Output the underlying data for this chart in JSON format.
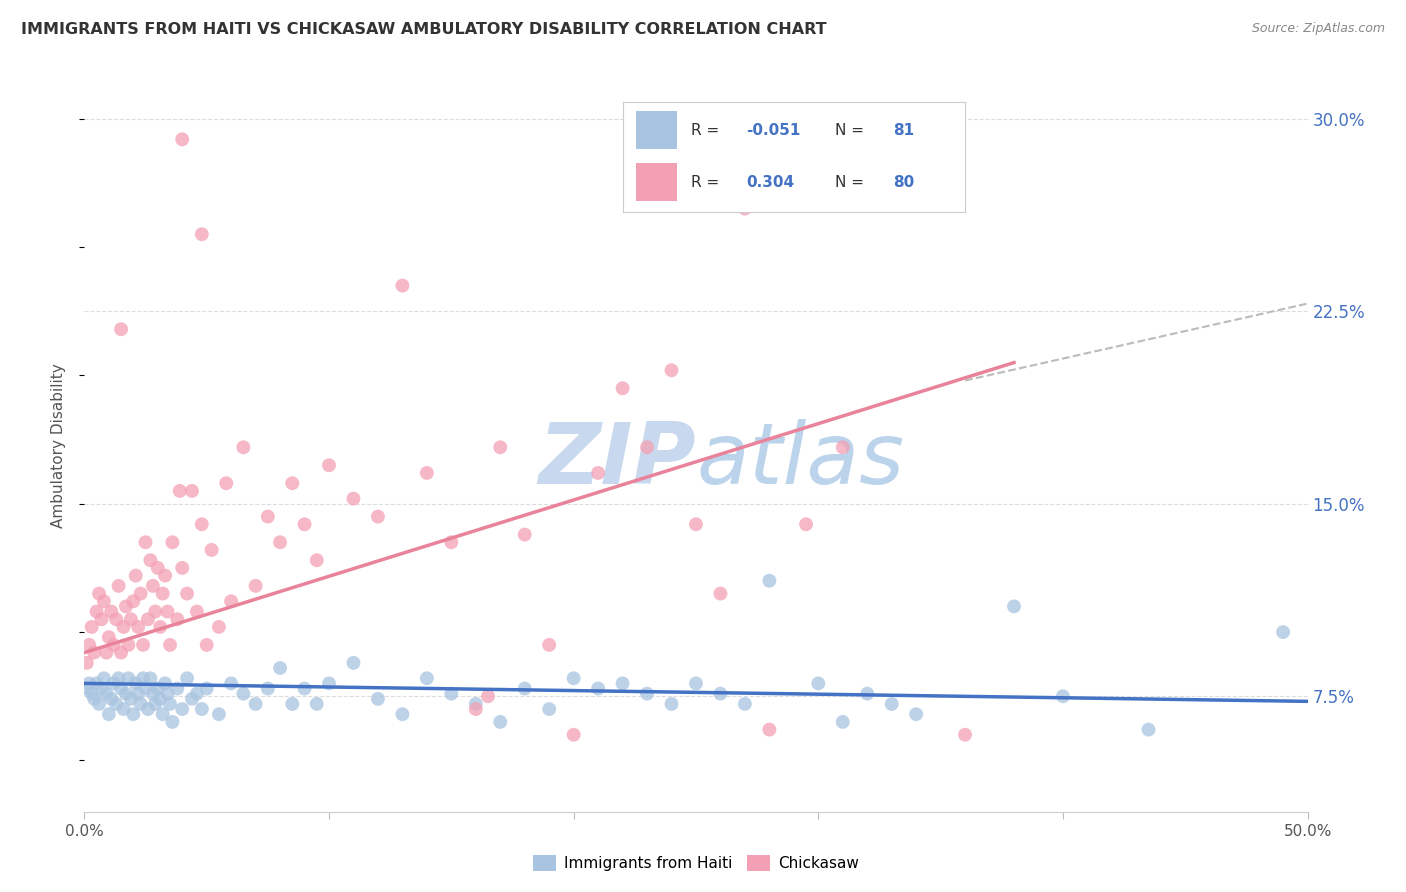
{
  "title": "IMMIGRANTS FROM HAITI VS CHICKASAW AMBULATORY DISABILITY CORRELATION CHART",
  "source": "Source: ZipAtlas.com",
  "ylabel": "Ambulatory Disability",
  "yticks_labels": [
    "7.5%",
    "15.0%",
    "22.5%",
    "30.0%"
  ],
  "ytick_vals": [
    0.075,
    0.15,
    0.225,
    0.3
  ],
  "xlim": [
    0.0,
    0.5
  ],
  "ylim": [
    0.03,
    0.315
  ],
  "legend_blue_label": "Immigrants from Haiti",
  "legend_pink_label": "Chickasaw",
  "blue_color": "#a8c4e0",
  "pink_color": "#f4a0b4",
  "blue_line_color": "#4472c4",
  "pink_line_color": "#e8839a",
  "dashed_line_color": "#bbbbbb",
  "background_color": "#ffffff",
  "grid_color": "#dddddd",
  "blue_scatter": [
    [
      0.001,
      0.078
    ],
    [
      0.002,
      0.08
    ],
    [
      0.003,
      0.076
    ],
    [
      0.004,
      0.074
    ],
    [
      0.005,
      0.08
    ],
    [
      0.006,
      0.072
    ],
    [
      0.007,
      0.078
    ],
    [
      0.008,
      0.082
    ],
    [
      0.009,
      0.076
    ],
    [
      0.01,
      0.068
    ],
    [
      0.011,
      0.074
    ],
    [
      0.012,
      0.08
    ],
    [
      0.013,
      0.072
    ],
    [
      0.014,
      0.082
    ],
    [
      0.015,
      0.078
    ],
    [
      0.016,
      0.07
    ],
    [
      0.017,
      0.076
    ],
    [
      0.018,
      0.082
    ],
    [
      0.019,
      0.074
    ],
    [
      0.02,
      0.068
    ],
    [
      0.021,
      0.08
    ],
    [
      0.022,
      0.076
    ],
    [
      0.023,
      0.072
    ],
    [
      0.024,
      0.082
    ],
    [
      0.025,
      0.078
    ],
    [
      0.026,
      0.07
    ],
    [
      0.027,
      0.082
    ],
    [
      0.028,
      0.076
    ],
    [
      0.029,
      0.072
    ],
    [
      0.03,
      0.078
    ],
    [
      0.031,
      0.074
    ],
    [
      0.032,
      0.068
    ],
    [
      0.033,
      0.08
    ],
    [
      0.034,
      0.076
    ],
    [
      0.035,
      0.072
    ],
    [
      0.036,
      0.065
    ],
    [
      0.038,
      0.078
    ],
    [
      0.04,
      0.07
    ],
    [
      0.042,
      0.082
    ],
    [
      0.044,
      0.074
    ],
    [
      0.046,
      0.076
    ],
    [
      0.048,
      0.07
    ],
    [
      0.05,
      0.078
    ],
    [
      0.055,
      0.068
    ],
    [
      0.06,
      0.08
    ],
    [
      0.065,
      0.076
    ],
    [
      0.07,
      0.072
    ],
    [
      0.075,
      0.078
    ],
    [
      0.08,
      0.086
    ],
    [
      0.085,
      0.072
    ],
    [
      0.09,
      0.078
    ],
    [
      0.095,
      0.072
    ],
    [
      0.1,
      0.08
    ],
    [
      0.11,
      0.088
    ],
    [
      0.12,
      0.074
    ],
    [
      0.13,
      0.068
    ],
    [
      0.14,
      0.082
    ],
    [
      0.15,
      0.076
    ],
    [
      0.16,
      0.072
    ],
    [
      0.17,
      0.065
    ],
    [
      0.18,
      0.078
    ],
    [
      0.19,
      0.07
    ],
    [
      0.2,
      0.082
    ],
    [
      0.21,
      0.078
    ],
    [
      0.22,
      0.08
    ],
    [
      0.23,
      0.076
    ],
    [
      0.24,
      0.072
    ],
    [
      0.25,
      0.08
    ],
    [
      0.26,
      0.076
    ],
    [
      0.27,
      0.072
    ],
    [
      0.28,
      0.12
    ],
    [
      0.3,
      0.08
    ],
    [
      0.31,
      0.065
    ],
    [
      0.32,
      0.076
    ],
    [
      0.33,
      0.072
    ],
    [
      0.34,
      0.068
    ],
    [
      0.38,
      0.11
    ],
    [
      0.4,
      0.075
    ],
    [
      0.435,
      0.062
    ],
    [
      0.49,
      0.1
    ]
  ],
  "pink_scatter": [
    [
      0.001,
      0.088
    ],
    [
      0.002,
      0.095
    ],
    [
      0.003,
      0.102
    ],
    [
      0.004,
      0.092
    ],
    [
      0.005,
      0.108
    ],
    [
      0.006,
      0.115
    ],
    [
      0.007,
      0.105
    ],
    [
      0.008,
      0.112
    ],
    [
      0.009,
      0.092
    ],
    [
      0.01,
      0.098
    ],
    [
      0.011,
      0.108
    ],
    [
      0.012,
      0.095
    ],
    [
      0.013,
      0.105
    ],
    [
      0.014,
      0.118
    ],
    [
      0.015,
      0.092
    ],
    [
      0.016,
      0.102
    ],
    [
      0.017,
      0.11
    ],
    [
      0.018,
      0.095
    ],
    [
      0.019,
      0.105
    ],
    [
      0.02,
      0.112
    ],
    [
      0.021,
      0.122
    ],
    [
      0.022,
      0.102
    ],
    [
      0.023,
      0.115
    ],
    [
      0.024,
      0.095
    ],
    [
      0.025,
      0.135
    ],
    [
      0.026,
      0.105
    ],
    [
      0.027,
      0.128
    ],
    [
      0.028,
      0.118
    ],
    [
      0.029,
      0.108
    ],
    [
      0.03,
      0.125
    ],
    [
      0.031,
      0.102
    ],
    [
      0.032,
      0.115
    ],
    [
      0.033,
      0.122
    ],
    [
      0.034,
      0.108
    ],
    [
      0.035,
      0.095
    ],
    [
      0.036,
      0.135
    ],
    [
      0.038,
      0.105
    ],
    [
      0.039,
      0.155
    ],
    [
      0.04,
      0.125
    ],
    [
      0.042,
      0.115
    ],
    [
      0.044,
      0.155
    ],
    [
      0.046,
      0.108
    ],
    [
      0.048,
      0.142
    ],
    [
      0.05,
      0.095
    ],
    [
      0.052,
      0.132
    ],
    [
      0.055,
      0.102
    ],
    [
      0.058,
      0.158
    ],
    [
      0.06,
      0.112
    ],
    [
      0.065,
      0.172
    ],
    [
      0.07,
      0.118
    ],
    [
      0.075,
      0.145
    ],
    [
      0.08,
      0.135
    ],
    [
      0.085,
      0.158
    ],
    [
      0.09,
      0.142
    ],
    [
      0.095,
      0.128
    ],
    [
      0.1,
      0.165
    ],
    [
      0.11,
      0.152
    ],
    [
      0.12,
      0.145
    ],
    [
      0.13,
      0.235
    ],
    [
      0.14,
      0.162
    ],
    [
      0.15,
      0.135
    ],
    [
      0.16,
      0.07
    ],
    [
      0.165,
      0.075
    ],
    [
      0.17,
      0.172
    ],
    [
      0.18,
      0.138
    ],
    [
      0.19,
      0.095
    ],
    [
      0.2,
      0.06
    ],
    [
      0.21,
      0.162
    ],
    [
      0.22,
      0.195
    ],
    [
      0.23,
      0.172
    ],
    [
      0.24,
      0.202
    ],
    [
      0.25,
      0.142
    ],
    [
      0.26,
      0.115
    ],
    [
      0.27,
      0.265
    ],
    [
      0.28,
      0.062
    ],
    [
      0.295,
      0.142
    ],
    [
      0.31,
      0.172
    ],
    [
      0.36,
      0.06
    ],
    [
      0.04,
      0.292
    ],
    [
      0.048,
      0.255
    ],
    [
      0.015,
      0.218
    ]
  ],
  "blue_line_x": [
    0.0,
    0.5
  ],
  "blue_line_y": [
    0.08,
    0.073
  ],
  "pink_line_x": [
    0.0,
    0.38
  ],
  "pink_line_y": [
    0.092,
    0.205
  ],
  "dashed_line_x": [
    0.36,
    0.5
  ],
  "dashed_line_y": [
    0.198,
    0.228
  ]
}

[GOAL]
Output an exact copy of the material, with the pictures removed.

[ANSWER]
Output the underlying data for this chart in JSON format.
{
  "title": "IMMIGRANTS FROM HAITI VS CHICKASAW AMBULATORY DISABILITY CORRELATION CHART",
  "source": "Source: ZipAtlas.com",
  "ylabel": "Ambulatory Disability",
  "yticks_labels": [
    "7.5%",
    "15.0%",
    "22.5%",
    "30.0%"
  ],
  "ytick_vals": [
    0.075,
    0.15,
    0.225,
    0.3
  ],
  "xlim": [
    0.0,
    0.5
  ],
  "ylim": [
    0.03,
    0.315
  ],
  "legend_blue_label": "Immigrants from Haiti",
  "legend_pink_label": "Chickasaw",
  "blue_color": "#a8c4e0",
  "pink_color": "#f4a0b4",
  "blue_line_color": "#4472c4",
  "pink_line_color": "#e8839a",
  "dashed_line_color": "#bbbbbb",
  "background_color": "#ffffff",
  "grid_color": "#dddddd",
  "blue_scatter": [
    [
      0.001,
      0.078
    ],
    [
      0.002,
      0.08
    ],
    [
      0.003,
      0.076
    ],
    [
      0.004,
      0.074
    ],
    [
      0.005,
      0.08
    ],
    [
      0.006,
      0.072
    ],
    [
      0.007,
      0.078
    ],
    [
      0.008,
      0.082
    ],
    [
      0.009,
      0.076
    ],
    [
      0.01,
      0.068
    ],
    [
      0.011,
      0.074
    ],
    [
      0.012,
      0.08
    ],
    [
      0.013,
      0.072
    ],
    [
      0.014,
      0.082
    ],
    [
      0.015,
      0.078
    ],
    [
      0.016,
      0.07
    ],
    [
      0.017,
      0.076
    ],
    [
      0.018,
      0.082
    ],
    [
      0.019,
      0.074
    ],
    [
      0.02,
      0.068
    ],
    [
      0.021,
      0.08
    ],
    [
      0.022,
      0.076
    ],
    [
      0.023,
      0.072
    ],
    [
      0.024,
      0.082
    ],
    [
      0.025,
      0.078
    ],
    [
      0.026,
      0.07
    ],
    [
      0.027,
      0.082
    ],
    [
      0.028,
      0.076
    ],
    [
      0.029,
      0.072
    ],
    [
      0.03,
      0.078
    ],
    [
      0.031,
      0.074
    ],
    [
      0.032,
      0.068
    ],
    [
      0.033,
      0.08
    ],
    [
      0.034,
      0.076
    ],
    [
      0.035,
      0.072
    ],
    [
      0.036,
      0.065
    ],
    [
      0.038,
      0.078
    ],
    [
      0.04,
      0.07
    ],
    [
      0.042,
      0.082
    ],
    [
      0.044,
      0.074
    ],
    [
      0.046,
      0.076
    ],
    [
      0.048,
      0.07
    ],
    [
      0.05,
      0.078
    ],
    [
      0.055,
      0.068
    ],
    [
      0.06,
      0.08
    ],
    [
      0.065,
      0.076
    ],
    [
      0.07,
      0.072
    ],
    [
      0.075,
      0.078
    ],
    [
      0.08,
      0.086
    ],
    [
      0.085,
      0.072
    ],
    [
      0.09,
      0.078
    ],
    [
      0.095,
      0.072
    ],
    [
      0.1,
      0.08
    ],
    [
      0.11,
      0.088
    ],
    [
      0.12,
      0.074
    ],
    [
      0.13,
      0.068
    ],
    [
      0.14,
      0.082
    ],
    [
      0.15,
      0.076
    ],
    [
      0.16,
      0.072
    ],
    [
      0.17,
      0.065
    ],
    [
      0.18,
      0.078
    ],
    [
      0.19,
      0.07
    ],
    [
      0.2,
      0.082
    ],
    [
      0.21,
      0.078
    ],
    [
      0.22,
      0.08
    ],
    [
      0.23,
      0.076
    ],
    [
      0.24,
      0.072
    ],
    [
      0.25,
      0.08
    ],
    [
      0.26,
      0.076
    ],
    [
      0.27,
      0.072
    ],
    [
      0.28,
      0.12
    ],
    [
      0.3,
      0.08
    ],
    [
      0.31,
      0.065
    ],
    [
      0.32,
      0.076
    ],
    [
      0.33,
      0.072
    ],
    [
      0.34,
      0.068
    ],
    [
      0.38,
      0.11
    ],
    [
      0.4,
      0.075
    ],
    [
      0.435,
      0.062
    ],
    [
      0.49,
      0.1
    ]
  ],
  "pink_scatter": [
    [
      0.001,
      0.088
    ],
    [
      0.002,
      0.095
    ],
    [
      0.003,
      0.102
    ],
    [
      0.004,
      0.092
    ],
    [
      0.005,
      0.108
    ],
    [
      0.006,
      0.115
    ],
    [
      0.007,
      0.105
    ],
    [
      0.008,
      0.112
    ],
    [
      0.009,
      0.092
    ],
    [
      0.01,
      0.098
    ],
    [
      0.011,
      0.108
    ],
    [
      0.012,
      0.095
    ],
    [
      0.013,
      0.105
    ],
    [
      0.014,
      0.118
    ],
    [
      0.015,
      0.092
    ],
    [
      0.016,
      0.102
    ],
    [
      0.017,
      0.11
    ],
    [
      0.018,
      0.095
    ],
    [
      0.019,
      0.105
    ],
    [
      0.02,
      0.112
    ],
    [
      0.021,
      0.122
    ],
    [
      0.022,
      0.102
    ],
    [
      0.023,
      0.115
    ],
    [
      0.024,
      0.095
    ],
    [
      0.025,
      0.135
    ],
    [
      0.026,
      0.105
    ],
    [
      0.027,
      0.128
    ],
    [
      0.028,
      0.118
    ],
    [
      0.029,
      0.108
    ],
    [
      0.03,
      0.125
    ],
    [
      0.031,
      0.102
    ],
    [
      0.032,
      0.115
    ],
    [
      0.033,
      0.122
    ],
    [
      0.034,
      0.108
    ],
    [
      0.035,
      0.095
    ],
    [
      0.036,
      0.135
    ],
    [
      0.038,
      0.105
    ],
    [
      0.039,
      0.155
    ],
    [
      0.04,
      0.125
    ],
    [
      0.042,
      0.115
    ],
    [
      0.044,
      0.155
    ],
    [
      0.046,
      0.108
    ],
    [
      0.048,
      0.142
    ],
    [
      0.05,
      0.095
    ],
    [
      0.052,
      0.132
    ],
    [
      0.055,
      0.102
    ],
    [
      0.058,
      0.158
    ],
    [
      0.06,
      0.112
    ],
    [
      0.065,
      0.172
    ],
    [
      0.07,
      0.118
    ],
    [
      0.075,
      0.145
    ],
    [
      0.08,
      0.135
    ],
    [
      0.085,
      0.158
    ],
    [
      0.09,
      0.142
    ],
    [
      0.095,
      0.128
    ],
    [
      0.1,
      0.165
    ],
    [
      0.11,
      0.152
    ],
    [
      0.12,
      0.145
    ],
    [
      0.13,
      0.235
    ],
    [
      0.14,
      0.162
    ],
    [
      0.15,
      0.135
    ],
    [
      0.16,
      0.07
    ],
    [
      0.165,
      0.075
    ],
    [
      0.17,
      0.172
    ],
    [
      0.18,
      0.138
    ],
    [
      0.19,
      0.095
    ],
    [
      0.2,
      0.06
    ],
    [
      0.21,
      0.162
    ],
    [
      0.22,
      0.195
    ],
    [
      0.23,
      0.172
    ],
    [
      0.24,
      0.202
    ],
    [
      0.25,
      0.142
    ],
    [
      0.26,
      0.115
    ],
    [
      0.27,
      0.265
    ],
    [
      0.28,
      0.062
    ],
    [
      0.295,
      0.142
    ],
    [
      0.31,
      0.172
    ],
    [
      0.36,
      0.06
    ],
    [
      0.04,
      0.292
    ],
    [
      0.048,
      0.255
    ],
    [
      0.015,
      0.218
    ]
  ],
  "blue_line_x": [
    0.0,
    0.5
  ],
  "blue_line_y": [
    0.08,
    0.073
  ],
  "pink_line_x": [
    0.0,
    0.38
  ],
  "pink_line_y": [
    0.092,
    0.205
  ],
  "dashed_line_x": [
    0.36,
    0.5
  ],
  "dashed_line_y": [
    0.198,
    0.228
  ]
}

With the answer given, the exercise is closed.